INSTRUCTION » Gather all lines containing the string "marker" and copy them out.
··· DATA RECORDS
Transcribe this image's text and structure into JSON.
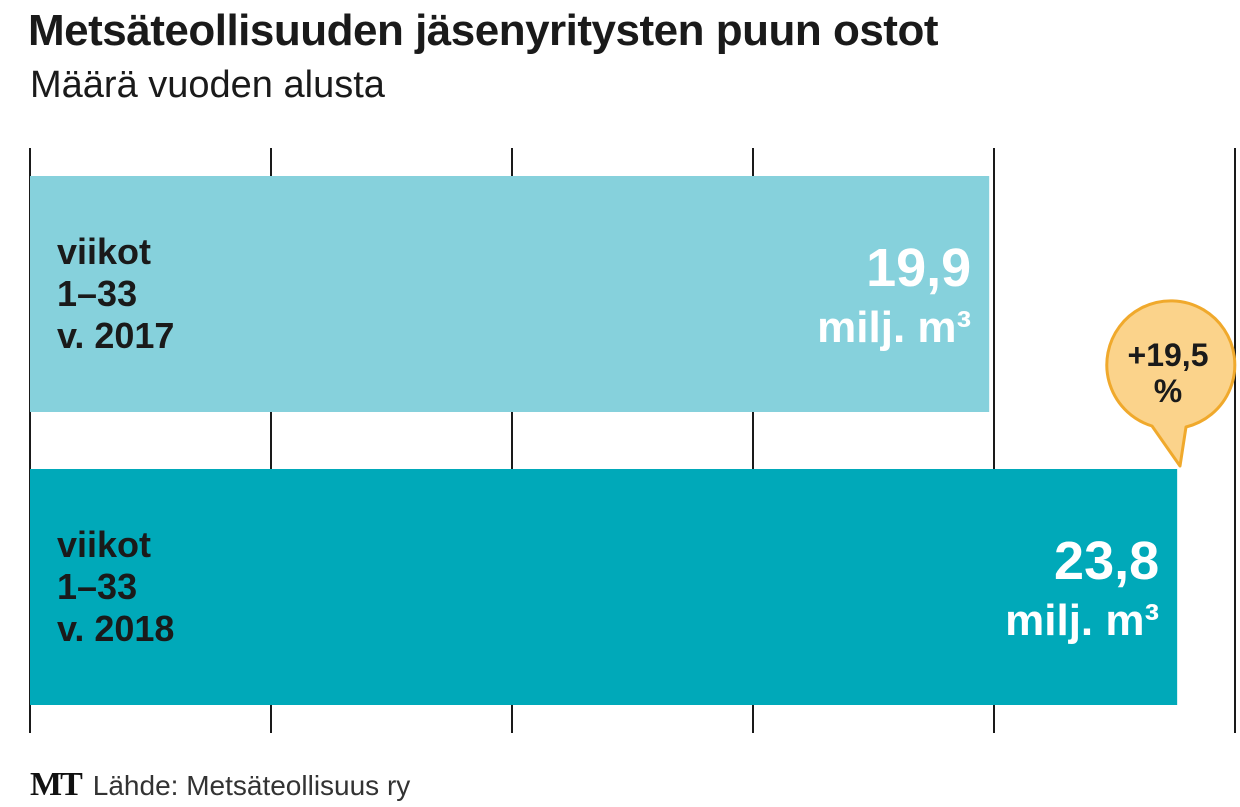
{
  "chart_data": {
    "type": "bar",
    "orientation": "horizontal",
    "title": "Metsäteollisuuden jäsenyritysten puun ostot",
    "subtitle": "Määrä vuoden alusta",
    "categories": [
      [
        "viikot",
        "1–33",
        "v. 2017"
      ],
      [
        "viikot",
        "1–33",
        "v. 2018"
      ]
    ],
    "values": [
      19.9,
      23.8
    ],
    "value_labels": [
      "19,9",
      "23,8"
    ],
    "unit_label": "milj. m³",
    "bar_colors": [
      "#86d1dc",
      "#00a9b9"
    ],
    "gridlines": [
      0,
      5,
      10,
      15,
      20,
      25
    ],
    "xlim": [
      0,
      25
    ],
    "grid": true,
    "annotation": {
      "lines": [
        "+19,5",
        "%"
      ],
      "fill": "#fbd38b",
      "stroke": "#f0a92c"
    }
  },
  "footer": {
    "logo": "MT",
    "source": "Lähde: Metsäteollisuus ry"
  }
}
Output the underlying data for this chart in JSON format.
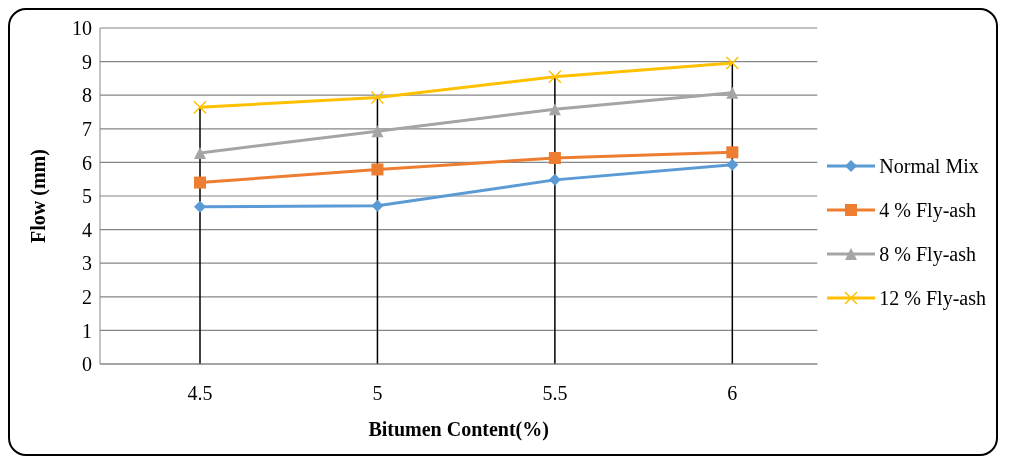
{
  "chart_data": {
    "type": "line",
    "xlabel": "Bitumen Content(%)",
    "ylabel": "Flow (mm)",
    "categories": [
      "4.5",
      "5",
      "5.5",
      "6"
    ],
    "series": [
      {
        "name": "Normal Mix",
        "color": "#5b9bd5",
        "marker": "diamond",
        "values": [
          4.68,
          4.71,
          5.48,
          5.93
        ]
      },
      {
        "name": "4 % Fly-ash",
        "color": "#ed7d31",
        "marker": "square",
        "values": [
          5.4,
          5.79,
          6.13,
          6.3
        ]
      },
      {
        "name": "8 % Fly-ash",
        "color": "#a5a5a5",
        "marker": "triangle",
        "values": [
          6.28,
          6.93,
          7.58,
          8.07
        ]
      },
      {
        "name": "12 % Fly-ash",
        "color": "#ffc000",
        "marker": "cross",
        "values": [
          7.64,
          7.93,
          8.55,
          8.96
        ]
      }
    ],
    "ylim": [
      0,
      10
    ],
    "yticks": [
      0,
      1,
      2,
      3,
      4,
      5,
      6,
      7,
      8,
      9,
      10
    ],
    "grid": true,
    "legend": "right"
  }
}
······
··· DATA RECORDS
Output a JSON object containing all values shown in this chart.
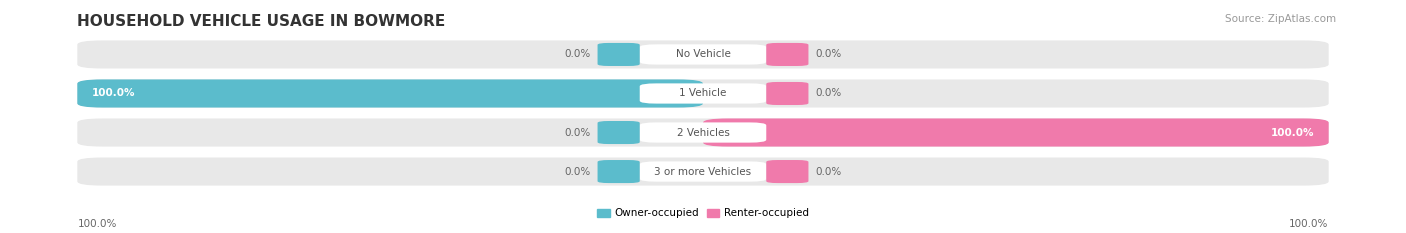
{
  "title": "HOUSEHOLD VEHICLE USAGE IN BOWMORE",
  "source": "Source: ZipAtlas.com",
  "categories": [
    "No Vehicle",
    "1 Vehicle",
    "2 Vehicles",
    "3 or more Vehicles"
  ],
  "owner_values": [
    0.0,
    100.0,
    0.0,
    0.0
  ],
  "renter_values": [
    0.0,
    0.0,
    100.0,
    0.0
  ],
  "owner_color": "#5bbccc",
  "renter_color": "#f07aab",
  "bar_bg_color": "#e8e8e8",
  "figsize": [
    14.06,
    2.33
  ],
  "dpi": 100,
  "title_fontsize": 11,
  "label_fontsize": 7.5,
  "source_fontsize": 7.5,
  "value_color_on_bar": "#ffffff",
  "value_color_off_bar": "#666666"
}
······
··· DATA RECORDS
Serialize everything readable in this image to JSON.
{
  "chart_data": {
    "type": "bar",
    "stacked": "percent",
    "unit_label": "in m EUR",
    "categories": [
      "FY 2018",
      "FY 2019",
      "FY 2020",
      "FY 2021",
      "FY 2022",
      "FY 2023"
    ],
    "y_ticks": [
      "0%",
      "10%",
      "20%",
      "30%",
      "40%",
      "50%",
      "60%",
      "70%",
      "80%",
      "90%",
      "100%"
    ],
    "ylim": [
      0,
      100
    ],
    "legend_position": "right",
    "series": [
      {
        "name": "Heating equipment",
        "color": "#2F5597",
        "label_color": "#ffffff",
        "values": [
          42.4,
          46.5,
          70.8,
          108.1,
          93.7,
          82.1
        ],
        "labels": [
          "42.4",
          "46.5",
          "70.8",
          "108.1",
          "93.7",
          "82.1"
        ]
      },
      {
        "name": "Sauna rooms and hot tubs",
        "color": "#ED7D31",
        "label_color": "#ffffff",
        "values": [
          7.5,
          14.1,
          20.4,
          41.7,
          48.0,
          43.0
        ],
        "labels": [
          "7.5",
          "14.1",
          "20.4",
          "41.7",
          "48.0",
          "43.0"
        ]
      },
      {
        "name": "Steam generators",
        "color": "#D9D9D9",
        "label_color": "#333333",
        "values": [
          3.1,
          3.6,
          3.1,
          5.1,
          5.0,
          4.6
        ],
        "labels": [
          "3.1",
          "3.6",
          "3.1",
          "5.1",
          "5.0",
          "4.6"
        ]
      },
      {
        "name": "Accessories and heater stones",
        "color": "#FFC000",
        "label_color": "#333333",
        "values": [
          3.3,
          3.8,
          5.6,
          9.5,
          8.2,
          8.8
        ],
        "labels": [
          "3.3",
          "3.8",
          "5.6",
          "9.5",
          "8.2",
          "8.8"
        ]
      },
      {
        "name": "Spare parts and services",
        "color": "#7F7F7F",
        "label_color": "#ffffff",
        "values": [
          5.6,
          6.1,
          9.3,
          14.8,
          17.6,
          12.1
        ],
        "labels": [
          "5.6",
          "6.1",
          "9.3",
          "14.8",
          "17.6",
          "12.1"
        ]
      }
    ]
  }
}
······
COMPLETED EXERCISE »
        "marker": "diamond",
        "marker": "square",
        "marker": "triangle",
        "marker": "cross",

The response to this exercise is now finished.